> Given task:
Select all lines with the string "flere" in them, and copy those lines.

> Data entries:
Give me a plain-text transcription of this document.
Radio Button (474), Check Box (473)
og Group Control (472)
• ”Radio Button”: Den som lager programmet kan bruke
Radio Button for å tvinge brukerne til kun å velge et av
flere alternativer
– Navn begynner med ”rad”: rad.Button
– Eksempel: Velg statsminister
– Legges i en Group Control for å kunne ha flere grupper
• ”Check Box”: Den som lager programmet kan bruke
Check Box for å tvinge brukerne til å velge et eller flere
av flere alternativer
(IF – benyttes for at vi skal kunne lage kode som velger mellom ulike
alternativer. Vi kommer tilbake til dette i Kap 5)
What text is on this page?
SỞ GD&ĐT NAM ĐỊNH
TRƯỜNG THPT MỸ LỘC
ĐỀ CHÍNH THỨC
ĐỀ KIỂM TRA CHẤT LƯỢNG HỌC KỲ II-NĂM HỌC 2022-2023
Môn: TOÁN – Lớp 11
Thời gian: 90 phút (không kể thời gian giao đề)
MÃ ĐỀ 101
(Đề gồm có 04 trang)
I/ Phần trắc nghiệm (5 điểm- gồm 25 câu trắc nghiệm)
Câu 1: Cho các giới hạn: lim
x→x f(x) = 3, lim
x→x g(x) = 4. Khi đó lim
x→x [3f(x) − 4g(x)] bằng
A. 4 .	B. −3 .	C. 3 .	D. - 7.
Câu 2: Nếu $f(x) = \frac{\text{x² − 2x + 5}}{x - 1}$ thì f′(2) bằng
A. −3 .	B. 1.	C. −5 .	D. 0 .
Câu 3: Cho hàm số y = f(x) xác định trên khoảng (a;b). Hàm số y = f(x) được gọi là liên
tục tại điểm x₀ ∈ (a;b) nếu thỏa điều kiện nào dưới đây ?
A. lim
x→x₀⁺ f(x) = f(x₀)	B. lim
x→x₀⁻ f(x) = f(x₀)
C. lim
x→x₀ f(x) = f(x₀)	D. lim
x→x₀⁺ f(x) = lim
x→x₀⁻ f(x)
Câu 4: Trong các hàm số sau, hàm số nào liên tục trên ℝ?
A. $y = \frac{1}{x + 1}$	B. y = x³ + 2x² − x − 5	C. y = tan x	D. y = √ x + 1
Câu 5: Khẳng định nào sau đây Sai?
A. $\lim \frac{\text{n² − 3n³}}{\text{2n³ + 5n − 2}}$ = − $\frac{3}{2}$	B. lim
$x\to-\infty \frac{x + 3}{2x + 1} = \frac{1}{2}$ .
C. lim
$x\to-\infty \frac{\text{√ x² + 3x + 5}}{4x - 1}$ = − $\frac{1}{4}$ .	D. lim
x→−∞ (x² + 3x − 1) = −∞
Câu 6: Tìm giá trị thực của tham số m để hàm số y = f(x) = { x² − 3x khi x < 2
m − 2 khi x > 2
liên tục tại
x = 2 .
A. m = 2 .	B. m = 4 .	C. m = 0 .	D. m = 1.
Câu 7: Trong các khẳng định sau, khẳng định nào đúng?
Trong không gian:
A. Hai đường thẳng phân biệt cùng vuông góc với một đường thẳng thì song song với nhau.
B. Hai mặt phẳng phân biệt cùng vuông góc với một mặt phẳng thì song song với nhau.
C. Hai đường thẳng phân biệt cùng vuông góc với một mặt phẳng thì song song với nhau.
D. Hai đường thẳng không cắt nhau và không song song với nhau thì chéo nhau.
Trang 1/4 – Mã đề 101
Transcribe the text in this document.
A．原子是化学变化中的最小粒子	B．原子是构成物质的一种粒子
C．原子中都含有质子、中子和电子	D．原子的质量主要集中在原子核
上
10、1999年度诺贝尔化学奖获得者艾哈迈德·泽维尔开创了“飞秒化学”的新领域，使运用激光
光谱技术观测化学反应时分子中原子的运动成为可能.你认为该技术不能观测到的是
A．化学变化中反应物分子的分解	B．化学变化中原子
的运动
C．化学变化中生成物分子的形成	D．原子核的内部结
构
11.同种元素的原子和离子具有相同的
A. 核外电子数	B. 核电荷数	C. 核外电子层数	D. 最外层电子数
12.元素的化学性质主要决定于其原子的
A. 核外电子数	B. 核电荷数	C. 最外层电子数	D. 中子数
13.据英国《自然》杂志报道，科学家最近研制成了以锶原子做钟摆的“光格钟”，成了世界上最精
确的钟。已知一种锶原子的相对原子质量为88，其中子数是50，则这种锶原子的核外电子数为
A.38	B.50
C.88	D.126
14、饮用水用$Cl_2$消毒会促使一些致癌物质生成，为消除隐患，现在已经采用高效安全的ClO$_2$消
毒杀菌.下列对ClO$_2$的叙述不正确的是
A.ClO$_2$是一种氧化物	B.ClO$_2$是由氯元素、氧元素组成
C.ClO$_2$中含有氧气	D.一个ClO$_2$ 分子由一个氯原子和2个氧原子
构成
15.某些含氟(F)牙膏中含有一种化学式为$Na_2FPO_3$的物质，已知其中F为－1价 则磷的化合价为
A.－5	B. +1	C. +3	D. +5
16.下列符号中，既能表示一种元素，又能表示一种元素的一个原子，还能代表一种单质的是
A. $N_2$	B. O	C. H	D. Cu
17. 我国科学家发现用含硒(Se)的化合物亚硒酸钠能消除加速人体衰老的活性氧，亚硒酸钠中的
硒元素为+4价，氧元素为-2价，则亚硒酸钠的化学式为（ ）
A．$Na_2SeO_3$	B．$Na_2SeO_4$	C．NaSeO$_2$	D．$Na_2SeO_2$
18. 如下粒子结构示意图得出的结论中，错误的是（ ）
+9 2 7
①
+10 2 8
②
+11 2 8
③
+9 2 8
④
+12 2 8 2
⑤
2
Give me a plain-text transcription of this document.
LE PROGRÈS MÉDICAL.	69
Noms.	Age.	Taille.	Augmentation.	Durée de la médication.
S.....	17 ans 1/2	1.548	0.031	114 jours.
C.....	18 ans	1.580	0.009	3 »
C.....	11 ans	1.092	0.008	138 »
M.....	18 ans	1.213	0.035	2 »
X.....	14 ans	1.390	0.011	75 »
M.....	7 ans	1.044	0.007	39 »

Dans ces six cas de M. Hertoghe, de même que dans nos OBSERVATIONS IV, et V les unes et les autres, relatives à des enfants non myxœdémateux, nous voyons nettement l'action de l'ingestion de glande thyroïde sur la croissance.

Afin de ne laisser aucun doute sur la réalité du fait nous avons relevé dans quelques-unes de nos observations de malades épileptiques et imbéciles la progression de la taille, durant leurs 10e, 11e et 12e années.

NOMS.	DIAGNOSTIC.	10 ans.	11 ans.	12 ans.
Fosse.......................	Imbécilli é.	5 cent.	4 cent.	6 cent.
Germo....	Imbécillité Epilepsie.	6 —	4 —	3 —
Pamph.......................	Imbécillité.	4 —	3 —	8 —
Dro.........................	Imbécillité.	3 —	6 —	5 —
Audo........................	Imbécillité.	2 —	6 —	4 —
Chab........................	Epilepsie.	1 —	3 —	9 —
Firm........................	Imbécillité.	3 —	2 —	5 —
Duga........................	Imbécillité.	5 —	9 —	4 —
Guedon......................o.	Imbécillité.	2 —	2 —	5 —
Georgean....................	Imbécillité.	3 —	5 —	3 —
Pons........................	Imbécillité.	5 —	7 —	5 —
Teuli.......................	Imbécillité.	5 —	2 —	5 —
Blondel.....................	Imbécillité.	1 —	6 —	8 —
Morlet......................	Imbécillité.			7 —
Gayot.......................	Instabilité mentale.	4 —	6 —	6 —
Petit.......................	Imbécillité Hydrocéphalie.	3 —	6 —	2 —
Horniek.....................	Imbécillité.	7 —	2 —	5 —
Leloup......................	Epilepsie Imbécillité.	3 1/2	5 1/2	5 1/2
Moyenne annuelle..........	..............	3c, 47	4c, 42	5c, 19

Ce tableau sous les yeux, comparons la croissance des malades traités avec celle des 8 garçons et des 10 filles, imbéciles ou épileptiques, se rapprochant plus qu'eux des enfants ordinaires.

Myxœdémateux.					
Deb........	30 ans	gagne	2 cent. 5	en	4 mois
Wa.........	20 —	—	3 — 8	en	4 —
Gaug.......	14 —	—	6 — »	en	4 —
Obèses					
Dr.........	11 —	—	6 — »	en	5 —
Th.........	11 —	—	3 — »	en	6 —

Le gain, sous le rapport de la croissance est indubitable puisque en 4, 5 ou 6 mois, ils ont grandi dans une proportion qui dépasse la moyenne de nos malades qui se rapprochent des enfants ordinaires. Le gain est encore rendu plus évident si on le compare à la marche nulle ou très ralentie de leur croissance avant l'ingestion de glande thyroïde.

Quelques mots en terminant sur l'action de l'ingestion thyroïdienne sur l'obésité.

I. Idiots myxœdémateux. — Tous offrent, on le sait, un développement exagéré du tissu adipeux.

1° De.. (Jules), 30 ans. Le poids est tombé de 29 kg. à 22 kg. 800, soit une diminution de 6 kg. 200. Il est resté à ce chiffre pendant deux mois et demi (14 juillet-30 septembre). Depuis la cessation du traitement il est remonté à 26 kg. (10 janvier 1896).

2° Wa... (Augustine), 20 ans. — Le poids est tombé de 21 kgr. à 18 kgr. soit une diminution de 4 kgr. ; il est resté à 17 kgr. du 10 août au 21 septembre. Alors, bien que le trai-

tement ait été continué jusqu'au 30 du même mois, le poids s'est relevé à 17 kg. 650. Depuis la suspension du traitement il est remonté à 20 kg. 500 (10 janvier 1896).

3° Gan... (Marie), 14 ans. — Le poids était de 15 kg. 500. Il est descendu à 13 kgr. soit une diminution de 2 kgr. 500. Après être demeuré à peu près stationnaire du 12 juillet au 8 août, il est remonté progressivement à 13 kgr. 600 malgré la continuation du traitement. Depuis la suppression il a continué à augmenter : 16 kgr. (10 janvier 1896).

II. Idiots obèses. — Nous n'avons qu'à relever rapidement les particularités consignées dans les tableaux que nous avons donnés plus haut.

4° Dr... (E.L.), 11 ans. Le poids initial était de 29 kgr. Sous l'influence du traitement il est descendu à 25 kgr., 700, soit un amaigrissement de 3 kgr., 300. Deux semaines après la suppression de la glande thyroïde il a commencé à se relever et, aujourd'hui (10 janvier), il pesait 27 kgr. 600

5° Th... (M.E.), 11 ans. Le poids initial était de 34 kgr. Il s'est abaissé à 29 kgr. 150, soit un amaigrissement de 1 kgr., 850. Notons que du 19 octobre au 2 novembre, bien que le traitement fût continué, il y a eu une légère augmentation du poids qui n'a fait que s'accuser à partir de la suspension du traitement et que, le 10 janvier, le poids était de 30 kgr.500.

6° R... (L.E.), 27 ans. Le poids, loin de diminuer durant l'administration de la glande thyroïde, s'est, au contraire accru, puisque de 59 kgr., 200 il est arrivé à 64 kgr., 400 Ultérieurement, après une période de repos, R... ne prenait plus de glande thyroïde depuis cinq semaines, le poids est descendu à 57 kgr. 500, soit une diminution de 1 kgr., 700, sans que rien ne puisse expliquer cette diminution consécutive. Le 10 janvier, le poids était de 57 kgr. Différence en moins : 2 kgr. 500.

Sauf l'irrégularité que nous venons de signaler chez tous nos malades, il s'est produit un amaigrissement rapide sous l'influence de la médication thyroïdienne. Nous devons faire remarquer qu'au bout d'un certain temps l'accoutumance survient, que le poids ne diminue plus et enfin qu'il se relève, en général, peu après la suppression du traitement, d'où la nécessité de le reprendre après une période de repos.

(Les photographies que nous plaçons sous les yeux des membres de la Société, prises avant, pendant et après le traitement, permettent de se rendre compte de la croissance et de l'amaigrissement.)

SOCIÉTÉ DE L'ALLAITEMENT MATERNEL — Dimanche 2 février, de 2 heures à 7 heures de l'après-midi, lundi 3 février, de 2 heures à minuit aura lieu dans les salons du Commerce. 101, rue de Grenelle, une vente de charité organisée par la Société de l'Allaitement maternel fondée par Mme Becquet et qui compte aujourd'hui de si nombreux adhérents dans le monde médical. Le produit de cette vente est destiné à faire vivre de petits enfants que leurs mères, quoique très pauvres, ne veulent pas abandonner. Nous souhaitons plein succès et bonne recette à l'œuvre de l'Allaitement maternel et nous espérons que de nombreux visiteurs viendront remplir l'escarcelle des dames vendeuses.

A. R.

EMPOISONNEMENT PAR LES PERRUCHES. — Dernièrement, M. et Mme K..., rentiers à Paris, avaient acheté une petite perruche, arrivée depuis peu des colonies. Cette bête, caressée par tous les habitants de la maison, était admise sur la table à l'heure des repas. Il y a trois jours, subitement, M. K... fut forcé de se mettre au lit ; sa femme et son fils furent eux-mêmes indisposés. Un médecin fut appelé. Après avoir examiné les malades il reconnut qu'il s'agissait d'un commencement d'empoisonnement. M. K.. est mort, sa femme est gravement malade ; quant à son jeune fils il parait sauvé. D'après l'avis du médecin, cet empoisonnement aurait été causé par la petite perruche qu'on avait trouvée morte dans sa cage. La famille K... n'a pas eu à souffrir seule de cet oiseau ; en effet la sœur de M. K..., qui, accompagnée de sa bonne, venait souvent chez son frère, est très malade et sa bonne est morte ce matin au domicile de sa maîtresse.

> Written answer:
flere alternativer
– Legges i en Group Control for å kunne ha flere grupper
Check Box for å tvinge brukerne til å velge et eller flere
av flere alternativer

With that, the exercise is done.